◆ **Task directions**: Count every line that has the word "maintain". Give the number, without anything more.

---- Supplied records

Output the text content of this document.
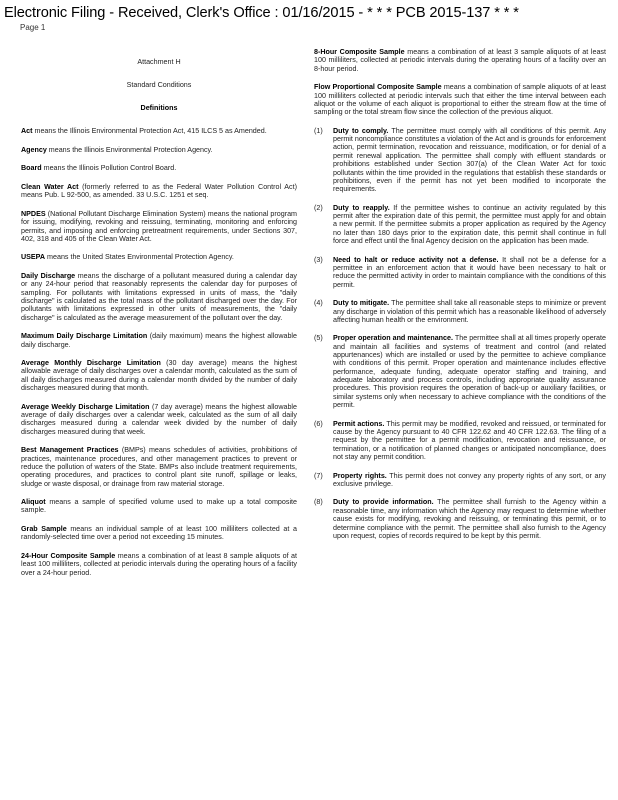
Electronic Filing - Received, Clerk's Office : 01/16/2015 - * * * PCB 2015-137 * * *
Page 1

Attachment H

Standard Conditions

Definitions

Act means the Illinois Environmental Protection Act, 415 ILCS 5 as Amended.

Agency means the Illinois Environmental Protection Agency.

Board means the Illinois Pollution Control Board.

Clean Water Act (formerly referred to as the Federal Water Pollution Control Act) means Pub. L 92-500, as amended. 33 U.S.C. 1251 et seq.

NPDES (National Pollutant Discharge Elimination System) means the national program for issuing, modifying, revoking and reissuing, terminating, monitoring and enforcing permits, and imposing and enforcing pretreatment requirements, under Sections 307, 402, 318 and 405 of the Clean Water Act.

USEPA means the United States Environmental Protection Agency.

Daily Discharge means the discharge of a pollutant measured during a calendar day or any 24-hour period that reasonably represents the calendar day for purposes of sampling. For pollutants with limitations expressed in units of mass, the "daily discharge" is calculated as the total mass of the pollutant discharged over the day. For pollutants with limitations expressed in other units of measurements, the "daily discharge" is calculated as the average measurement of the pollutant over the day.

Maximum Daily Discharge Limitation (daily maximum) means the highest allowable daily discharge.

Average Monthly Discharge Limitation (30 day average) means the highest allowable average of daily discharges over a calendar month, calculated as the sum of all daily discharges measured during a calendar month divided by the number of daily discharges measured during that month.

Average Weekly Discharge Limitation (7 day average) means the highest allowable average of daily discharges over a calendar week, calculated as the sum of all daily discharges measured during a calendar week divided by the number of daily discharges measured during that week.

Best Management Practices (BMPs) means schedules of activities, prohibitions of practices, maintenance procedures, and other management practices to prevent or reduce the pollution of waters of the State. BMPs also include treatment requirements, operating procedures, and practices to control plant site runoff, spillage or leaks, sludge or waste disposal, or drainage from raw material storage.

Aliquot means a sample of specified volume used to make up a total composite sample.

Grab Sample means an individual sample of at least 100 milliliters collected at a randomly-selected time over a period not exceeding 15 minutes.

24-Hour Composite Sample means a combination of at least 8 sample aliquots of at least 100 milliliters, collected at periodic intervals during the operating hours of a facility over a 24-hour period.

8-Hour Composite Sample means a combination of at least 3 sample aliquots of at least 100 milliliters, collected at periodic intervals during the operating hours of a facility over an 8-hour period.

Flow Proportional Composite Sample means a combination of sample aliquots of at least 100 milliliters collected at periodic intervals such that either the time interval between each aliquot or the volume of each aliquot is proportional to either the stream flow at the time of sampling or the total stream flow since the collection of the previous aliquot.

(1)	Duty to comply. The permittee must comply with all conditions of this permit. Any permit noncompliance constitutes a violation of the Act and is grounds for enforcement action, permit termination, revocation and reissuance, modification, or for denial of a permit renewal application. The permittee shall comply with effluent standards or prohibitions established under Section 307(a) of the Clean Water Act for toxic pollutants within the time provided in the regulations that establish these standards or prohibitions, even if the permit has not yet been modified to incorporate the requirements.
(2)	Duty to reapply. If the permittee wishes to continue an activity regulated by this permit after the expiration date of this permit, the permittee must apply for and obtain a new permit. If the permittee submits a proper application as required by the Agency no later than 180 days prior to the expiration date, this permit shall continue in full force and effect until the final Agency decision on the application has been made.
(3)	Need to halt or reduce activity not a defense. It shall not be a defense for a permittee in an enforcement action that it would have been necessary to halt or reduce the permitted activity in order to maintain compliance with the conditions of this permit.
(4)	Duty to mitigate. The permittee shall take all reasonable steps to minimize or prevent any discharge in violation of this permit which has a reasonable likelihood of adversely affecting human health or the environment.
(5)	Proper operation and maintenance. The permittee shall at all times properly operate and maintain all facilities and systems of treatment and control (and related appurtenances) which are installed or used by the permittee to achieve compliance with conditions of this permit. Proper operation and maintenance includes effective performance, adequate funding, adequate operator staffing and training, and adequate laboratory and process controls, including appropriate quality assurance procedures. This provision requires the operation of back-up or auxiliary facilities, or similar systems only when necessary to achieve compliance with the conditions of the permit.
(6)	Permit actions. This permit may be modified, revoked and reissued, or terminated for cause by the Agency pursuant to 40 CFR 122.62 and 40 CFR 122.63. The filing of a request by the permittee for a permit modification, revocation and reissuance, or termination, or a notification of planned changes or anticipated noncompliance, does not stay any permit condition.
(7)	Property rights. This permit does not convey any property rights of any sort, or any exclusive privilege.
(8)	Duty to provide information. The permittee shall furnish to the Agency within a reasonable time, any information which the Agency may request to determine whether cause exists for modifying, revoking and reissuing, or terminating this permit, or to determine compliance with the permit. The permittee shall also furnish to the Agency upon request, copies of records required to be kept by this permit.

--------
---- Supplied records

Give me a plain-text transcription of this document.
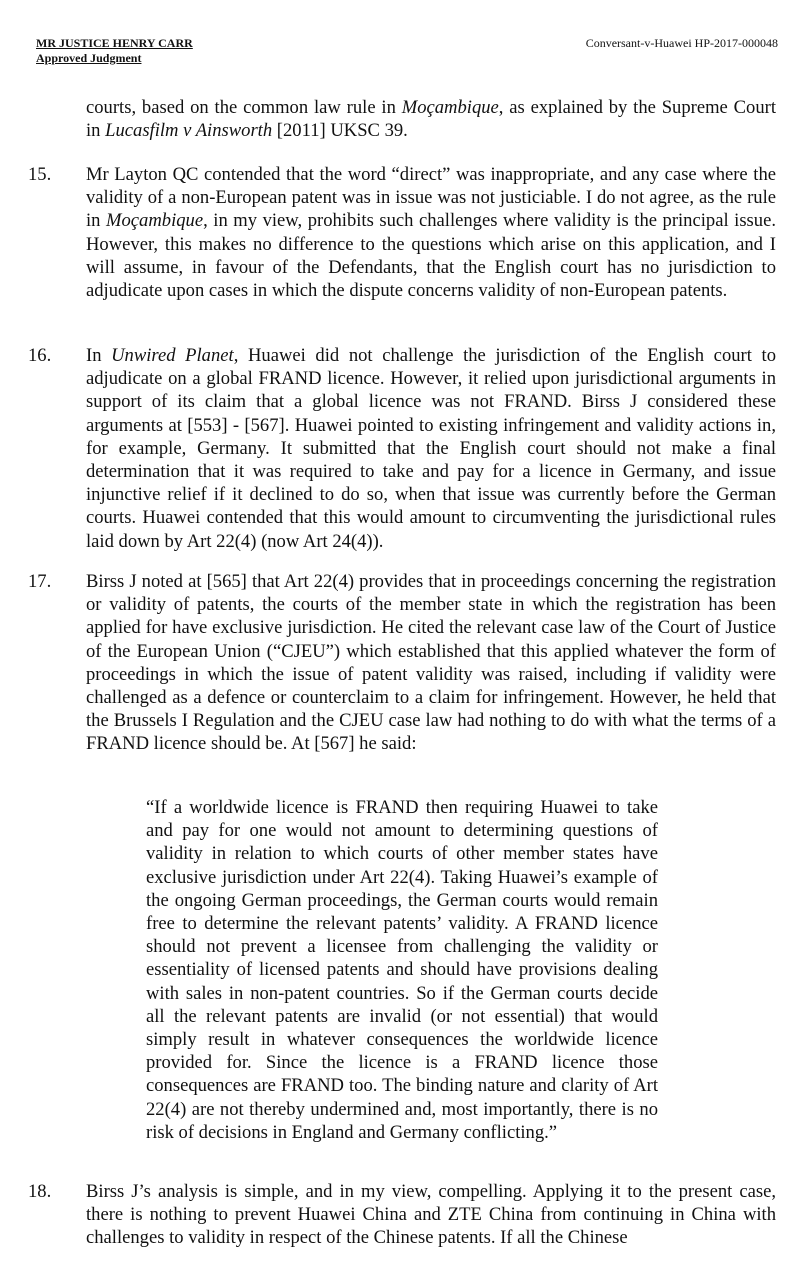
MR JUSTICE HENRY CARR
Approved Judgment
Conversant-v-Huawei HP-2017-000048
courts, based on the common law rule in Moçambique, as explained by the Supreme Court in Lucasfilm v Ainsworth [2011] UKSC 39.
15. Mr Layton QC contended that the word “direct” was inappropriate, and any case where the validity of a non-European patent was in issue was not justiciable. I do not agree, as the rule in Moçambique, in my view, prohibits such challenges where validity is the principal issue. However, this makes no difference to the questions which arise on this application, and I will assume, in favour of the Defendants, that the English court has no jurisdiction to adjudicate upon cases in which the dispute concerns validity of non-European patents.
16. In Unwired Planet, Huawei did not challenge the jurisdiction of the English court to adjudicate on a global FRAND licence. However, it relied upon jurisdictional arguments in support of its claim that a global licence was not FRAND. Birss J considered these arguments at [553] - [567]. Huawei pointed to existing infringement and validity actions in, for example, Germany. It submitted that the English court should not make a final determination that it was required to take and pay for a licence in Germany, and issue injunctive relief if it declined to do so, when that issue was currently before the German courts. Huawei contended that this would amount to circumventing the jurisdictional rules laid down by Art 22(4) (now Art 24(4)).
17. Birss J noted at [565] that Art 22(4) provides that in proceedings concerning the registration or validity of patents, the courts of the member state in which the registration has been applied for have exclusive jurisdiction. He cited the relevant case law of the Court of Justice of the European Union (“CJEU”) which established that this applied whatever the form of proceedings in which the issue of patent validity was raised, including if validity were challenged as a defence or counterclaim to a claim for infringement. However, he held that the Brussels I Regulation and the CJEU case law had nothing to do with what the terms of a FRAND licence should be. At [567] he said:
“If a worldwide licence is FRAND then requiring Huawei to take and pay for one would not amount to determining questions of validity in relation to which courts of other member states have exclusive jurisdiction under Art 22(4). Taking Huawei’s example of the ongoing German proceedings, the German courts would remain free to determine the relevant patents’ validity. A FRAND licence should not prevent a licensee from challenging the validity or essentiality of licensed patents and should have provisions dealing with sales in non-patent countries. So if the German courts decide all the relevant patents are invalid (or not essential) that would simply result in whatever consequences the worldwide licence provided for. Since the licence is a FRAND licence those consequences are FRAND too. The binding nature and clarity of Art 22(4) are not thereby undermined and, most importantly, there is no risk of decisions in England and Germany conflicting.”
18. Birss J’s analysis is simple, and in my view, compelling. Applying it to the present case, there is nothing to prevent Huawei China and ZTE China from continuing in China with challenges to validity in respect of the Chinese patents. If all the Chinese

--------
---- Supplied records

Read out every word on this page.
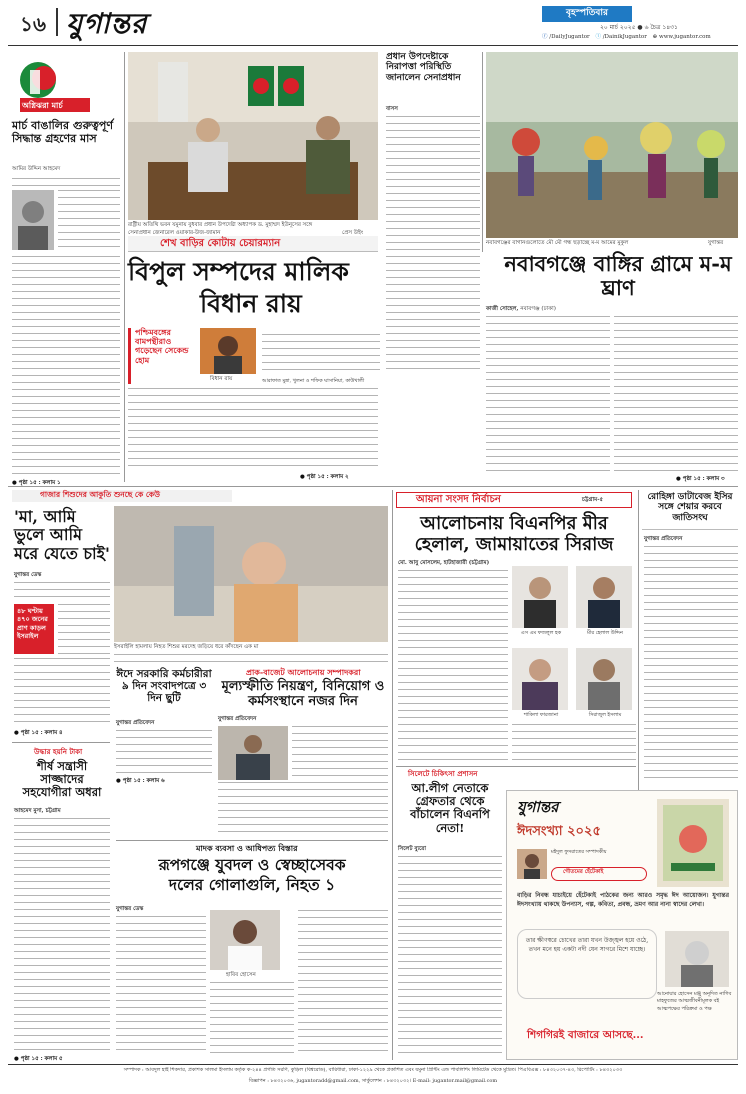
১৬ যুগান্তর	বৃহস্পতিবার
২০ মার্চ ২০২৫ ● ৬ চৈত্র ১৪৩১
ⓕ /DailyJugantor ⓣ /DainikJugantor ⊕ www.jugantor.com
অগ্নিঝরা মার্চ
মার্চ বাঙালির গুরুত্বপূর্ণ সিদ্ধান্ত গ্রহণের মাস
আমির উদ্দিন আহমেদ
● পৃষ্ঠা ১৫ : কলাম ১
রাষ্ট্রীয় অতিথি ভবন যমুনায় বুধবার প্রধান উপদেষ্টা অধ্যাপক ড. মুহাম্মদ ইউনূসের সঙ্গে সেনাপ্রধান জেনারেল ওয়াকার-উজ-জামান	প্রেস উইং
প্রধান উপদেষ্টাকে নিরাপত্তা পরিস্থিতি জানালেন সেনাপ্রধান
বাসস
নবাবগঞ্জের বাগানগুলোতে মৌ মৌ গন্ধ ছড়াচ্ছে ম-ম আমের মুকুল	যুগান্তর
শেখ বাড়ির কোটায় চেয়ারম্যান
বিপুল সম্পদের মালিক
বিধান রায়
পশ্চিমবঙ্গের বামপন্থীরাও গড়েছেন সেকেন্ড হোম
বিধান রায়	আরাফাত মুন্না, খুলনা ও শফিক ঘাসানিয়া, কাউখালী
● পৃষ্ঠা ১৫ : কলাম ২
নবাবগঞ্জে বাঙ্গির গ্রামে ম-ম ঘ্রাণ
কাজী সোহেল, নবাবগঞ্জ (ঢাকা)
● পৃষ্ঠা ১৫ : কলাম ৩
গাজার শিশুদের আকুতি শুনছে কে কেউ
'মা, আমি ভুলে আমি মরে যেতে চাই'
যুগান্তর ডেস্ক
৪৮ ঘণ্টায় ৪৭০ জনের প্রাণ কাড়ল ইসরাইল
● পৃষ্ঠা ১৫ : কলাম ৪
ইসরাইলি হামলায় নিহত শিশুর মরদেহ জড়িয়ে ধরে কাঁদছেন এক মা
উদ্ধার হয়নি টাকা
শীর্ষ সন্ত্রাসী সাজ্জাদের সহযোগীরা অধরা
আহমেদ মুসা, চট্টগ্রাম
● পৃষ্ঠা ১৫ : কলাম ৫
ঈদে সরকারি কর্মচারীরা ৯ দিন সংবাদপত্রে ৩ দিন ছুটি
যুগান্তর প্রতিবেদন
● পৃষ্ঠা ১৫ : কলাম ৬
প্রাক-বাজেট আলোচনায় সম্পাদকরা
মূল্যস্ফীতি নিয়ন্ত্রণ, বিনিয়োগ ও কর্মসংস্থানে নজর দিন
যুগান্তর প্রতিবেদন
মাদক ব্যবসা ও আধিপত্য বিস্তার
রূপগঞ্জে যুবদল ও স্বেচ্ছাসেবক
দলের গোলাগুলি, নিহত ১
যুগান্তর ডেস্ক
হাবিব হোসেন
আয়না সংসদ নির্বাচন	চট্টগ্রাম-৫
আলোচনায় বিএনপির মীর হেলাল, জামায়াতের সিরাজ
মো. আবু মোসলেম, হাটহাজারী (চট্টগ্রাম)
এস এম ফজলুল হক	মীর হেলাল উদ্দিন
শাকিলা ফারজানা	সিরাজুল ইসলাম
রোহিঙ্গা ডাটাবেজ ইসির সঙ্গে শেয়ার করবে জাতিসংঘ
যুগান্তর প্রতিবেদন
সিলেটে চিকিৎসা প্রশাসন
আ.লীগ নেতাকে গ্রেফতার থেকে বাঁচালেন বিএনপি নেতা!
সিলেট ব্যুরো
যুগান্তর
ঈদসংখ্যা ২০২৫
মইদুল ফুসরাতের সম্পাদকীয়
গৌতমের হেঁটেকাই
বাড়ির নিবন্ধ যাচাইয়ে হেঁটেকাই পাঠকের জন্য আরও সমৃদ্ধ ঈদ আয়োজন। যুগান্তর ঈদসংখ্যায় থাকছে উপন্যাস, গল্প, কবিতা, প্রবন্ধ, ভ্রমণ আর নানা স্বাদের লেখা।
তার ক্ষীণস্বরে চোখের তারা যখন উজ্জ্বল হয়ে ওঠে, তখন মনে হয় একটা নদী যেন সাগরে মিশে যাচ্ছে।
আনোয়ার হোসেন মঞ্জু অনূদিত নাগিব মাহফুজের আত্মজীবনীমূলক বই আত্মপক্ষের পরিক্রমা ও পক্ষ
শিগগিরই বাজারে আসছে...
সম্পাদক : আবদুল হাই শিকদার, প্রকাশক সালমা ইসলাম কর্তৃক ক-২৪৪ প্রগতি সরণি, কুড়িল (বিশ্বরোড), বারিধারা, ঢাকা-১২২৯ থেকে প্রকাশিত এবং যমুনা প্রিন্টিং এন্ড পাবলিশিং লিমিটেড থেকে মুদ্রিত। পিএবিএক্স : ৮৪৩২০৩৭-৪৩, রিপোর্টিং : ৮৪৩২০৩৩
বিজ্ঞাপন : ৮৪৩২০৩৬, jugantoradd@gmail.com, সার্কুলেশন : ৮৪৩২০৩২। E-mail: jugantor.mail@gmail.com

--------

◆ **Response to the exercise**: 2